* START *

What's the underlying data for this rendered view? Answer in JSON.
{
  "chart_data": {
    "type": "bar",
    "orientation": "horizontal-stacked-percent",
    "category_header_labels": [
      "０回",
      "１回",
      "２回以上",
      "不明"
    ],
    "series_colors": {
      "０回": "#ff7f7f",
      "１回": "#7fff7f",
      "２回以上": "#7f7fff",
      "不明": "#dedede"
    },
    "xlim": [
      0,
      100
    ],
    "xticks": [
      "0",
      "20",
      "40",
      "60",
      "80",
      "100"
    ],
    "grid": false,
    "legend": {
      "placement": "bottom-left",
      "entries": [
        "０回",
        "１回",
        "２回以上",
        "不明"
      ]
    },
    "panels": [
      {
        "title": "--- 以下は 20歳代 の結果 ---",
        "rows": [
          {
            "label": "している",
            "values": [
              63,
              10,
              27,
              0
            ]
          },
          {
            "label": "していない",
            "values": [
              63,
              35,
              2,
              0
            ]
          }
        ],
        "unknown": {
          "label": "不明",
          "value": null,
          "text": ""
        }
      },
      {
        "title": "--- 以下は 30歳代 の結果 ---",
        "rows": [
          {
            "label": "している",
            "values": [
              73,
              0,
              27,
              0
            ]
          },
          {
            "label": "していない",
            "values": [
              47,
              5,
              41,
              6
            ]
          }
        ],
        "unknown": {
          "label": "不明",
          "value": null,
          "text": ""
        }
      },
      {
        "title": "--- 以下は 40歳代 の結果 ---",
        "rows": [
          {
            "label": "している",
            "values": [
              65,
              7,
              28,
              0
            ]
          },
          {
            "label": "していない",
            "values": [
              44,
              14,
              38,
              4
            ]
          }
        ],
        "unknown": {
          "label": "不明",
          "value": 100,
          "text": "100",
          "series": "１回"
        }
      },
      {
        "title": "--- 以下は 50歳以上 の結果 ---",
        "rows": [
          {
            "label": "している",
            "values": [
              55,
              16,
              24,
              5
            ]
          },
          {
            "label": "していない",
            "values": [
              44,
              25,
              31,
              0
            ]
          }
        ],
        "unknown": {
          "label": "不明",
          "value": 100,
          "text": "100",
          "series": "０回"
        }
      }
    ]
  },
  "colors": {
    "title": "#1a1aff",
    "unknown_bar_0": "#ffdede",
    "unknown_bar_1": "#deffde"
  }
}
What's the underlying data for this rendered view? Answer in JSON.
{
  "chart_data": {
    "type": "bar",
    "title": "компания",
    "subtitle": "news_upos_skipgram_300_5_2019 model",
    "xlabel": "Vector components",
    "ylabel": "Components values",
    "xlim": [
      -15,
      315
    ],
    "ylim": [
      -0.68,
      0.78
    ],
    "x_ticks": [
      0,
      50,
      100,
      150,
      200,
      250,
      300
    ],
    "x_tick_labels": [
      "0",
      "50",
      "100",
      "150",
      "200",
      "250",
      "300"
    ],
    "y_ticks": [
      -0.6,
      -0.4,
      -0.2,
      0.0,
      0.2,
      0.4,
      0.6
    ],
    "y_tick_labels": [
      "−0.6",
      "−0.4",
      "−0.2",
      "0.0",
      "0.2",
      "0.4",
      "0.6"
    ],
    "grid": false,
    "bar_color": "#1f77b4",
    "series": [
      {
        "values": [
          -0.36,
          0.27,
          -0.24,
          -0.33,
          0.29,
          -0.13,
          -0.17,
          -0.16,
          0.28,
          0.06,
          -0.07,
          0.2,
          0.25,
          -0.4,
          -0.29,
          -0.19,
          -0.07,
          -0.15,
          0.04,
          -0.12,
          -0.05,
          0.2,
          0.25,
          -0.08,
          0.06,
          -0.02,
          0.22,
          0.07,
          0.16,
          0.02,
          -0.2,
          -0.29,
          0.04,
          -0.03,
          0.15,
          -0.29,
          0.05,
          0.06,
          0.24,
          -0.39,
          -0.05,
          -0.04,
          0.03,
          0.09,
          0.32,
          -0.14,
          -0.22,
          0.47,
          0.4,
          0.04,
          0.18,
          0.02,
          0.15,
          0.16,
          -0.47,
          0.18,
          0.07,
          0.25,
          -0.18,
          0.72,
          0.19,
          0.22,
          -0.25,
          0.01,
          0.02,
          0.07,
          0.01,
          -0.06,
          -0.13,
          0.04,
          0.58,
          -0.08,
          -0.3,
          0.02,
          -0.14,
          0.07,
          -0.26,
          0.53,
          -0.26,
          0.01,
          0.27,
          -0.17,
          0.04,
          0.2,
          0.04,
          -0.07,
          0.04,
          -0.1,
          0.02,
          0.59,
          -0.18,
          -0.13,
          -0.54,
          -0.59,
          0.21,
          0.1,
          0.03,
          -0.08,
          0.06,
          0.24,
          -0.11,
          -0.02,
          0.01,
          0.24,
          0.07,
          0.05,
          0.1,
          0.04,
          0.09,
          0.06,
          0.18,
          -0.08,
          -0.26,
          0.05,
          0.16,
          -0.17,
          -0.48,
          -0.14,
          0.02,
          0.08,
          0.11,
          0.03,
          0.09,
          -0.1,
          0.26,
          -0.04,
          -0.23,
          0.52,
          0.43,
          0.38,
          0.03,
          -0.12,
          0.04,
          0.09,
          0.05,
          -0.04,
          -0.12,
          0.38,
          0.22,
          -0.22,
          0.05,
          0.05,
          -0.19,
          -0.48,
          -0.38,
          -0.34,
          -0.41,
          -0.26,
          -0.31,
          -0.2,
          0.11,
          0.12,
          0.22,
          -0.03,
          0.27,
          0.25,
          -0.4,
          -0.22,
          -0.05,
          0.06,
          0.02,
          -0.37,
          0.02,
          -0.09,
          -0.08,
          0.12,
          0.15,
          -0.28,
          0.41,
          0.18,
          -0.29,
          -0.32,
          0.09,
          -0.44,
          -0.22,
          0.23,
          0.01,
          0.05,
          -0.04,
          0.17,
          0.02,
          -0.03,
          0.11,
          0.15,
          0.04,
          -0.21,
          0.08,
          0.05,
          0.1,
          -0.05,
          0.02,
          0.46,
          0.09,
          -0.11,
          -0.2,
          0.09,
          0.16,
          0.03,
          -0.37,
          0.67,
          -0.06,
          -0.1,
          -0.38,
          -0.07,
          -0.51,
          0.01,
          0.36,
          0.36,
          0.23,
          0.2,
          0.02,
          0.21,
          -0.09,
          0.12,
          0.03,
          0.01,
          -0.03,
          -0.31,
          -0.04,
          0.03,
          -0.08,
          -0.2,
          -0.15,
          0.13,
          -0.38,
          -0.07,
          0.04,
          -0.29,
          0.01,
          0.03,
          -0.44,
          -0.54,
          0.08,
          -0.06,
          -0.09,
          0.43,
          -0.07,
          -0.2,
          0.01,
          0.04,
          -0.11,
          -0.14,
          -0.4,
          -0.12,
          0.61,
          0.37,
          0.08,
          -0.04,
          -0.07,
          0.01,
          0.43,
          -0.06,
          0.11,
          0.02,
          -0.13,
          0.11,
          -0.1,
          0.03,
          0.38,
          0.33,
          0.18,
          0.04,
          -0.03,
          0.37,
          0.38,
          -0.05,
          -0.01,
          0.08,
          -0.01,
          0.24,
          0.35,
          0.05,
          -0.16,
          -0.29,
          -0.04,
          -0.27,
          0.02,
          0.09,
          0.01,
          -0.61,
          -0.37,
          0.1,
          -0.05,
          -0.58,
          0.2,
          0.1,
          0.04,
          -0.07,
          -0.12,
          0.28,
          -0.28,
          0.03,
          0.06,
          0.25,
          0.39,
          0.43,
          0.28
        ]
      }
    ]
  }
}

* END *

Challenge ▸ Copy each entry exactly, with nothing added or dropped.

Response to this exercise ▸
What's the underlying data for this rendered view? Answer in JSON.
{
  "chart_data": {
    "type": "bar",
    "orientation": "horizontal-stacked-percent",
    "category_header_labels": [
      "０回",
      "１回",
      "２回以上",
      "不明"
    ],
    "series_colors": {
      "０回": "#ff7f7f",
      "１回": "#7fff7f",
      "２回以上": "#7f7fff",
      "不明": "#dedede"
    },
    "xlim": [
      0,
      100
    ],
    "xticks": [
      "0",
      "20",
      "40",
      "60",
      "80",
      "100"
    ],
    "grid": false,
    "legend": {
      "placement": "bottom-left",
      "entries": [
        "０回",
        "１回",
        "２回以上",
        "不明"
      ]
    },
    "panels": [
      {
        "title": "--- 以下は 20歳代 の結果 ---",
        "rows": [
          {
            "label": "している",
            "values": [
              63,
              10,
              27,
              0
            ]
          },
          {
            "label": "していない",
            "values": [
              63,
              35,
              2,
              0
            ]
          }
        ],
        "unknown": {
          "label": "不明",
          "value": null,
          "text": ""
        }
      },
      {
        "title": "--- 以下は 30歳代 の結果 ---",
        "rows": [
          {
            "label": "している",
            "values": [
              73,
              0,
              27,
              0
            ]
          },
          {
            "label": "していない",
            "values": [
              47,
              5,
              41,
              6
            ]
          }
        ],
        "unknown": {
          "label": "不明",
          "value": null,
          "text": ""
        }
      },
      {
        "title": "--- 以下は 40歳代 の結果 ---",
        "rows": [
          {
            "label": "している",
            "values": [
              65,
              7,
              28,
              0
            ]
          },
          {
            "label": "していない",
            "values": [
              44,
              14,
              38,
              4
            ]
          }
        ],
        "unknown": {
          "label": "不明",
          "value": 100,
          "text": "100",
          "series": "１回"
        }
      },
      {
        "title": "--- 以下は 50歳以上 の結果 ---",
        "rows": [
          {
            "label": "している",
            "values": [
              55,
              16,
              24,
              5
            ]
          },
          {
            "label": "していない",
            "values": [
              44,
              25,
              31,
              0
            ]
          }
        ],
        "unknown": {
          "label": "不明",
          "value": 100,
          "text": "100",
          "series": "０回"
        }
      }
    ]
  },
  "colors": {
    "title": "#1a1aff",
    "unknown_bar_0": "#ffdede",
    "unknown_bar_1": "#deffde"
  }
}
What's the underlying data for this rendered view? Answer in JSON.
{
  "chart_data": {
    "type": "bar",
    "title": "компания",
    "subtitle": "news_upos_skipgram_300_5_2019 model",
    "xlabel": "Vector components",
    "ylabel": "Components values",
    "xlim": [
      -15,
      315
    ],
    "ylim": [
      -0.68,
      0.78
    ],
    "x_ticks": [
      0,
      50,
      100,
      150,
      200,
      250,
      300
    ],
    "x_tick_labels": [
      "0",
      "50",
      "100",
      "150",
      "200",
      "250",
      "300"
    ],
    "y_ticks": [
      -0.6,
      -0.4,
      -0.2,
      0.0,
      0.2,
      0.4,
      0.6
    ],
    "y_tick_labels": [
      "−0.6",
      "−0.4",
      "−0.2",
      "0.0",
      "0.2",
      "0.4",
      "0.6"
    ],
    "grid": false,
    "bar_color": "#1f77b4",
    "series": [
      {
        "values": [
          -0.36,
          0.27,
          -0.24,
          -0.33,
          0.29,
          -0.13,
          -0.17,
          -0.16,
          0.28,
          0.06,
          -0.07,
          0.2,
          0.25,
          -0.4,
          -0.29,
          -0.19,
          -0.07,
          -0.15,
          0.04,
          -0.12,
          -0.05,
          0.2,
          0.25,
          -0.08,
          0.06,
          -0.02,
          0.22,
          0.07,
          0.16,
          0.02,
          -0.2,
          -0.29,
          0.04,
          -0.03,
          0.15,
          -0.29,
          0.05,
          0.06,
          0.24,
          -0.39,
          -0.05,
          -0.04,
          0.03,
          0.09,
          0.32,
          -0.14,
          -0.22,
          0.47,
          0.4,
          0.04,
          0.18,
          0.02,
          0.15,
          0.16,
          -0.47,
          0.18,
          0.07,
          0.25,
          -0.18,
          0.72,
          0.19,
          0.22,
          -0.25,
          0.01,
          0.02,
          0.07,
          0.01,
          -0.06,
          -0.13,
          0.04,
          0.58,
          -0.08,
          -0.3,
          0.02,
          -0.14,
          0.07,
          -0.26,
          0.53,
          -0.26,
          0.01,
          0.27,
          -0.17,
          0.04,
          0.2,
          0.04,
          -0.07,
          0.04,
          -0.1,
          0.02,
          0.59,
          -0.18,
          -0.13,
          -0.54,
          -0.59,
          0.21,
          0.1,
          0.03,
          -0.08,
          0.06,
          0.24,
          -0.11,
          -0.02,
          0.01,
          0.24,
          0.07,
          0.05,
          0.1,
          0.04,
          0.09,
          0.06,
          0.18,
          -0.08,
          -0.26,
          0.05,
          0.16,
          -0.17,
          -0.48,
          -0.14,
          0.02,
          0.08,
          0.11,
          0.03,
          0.09,
          -0.1,
          0.26,
          -0.04,
          -0.23,
          0.52,
          0.43,
          0.38,
          0.03,
          -0.12,
          0.04,
          0.09,
          0.05,
          -0.04,
          -0.12,
          0.38,
          0.22,
          -0.22,
          0.05,
          0.05,
          -0.19,
          -0.48,
          -0.38,
          -0.34,
          -0.41,
          -0.26,
          -0.31,
          -0.2,
          0.11,
          0.12,
          0.22,
          -0.03,
          0.27,
          0.25,
          -0.4,
          -0.22,
          -0.05,
          0.06,
          0.02,
          -0.37,
          0.02,
          -0.09,
          -0.08,
          0.12,
          0.15,
          -0.28,
          0.41,
          0.18,
          -0.29,
          -0.32,
          0.09,
          -0.44,
          -0.22,
          0.23,
          0.01,
          0.05,
          -0.04,
          0.17,
          0.02,
          -0.03,
          0.11,
          0.15,
          0.04,
          -0.21,
          0.08,
          0.05,
          0.1,
          -0.05,
          0.02,
          0.46,
          0.09,
          -0.11,
          -0.2,
          0.09,
          0.16,
          0.03,
          -0.37,
          0.67,
          -0.06,
          -0.1,
          -0.38,
          -0.07,
          -0.51,
          0.01,
          0.36,
          0.36,
          0.23,
          0.2,
          0.02,
          0.21,
          -0.09,
          0.12,
          0.03,
          0.01,
          -0.03,
          -0.31,
          -0.04,
          0.03,
          -0.08,
          -0.2,
          -0.15,
          0.13,
          -0.38,
          -0.07,
          0.04,
          -0.29,
          0.01,
          0.03,
          -0.44,
          -0.54,
          0.08,
          -0.06,
          -0.09,
          0.43,
          -0.07,
          -0.2,
          0.01,
          0.04,
          -0.11,
          -0.14,
          -0.4,
          -0.12,
          0.61,
          0.37,
          0.08,
          -0.04,
          -0.07,
          0.01,
          0.43,
          -0.06,
          0.11,
          0.02,
          -0.13,
          0.11,
          -0.1,
          0.03,
          0.38,
          0.33,
          0.18,
          0.04,
          -0.03,
          0.37,
          0.38,
          -0.05,
          -0.01,
          0.08,
          -0.01,
          0.24,
          0.35,
          0.05,
          -0.16,
          -0.29,
          -0.04,
          -0.27,
          0.02,
          0.09,
          0.01,
          -0.61,
          -0.37,
          0.1,
          -0.05,
          -0.58,
          0.2,
          0.1,
          0.04,
          -0.07,
          -0.12,
          0.28,
          -0.28,
          0.03,
          0.06,
          0.25,
          0.39,
          0.43,
          0.28
        ]
      }
    ]
  }
}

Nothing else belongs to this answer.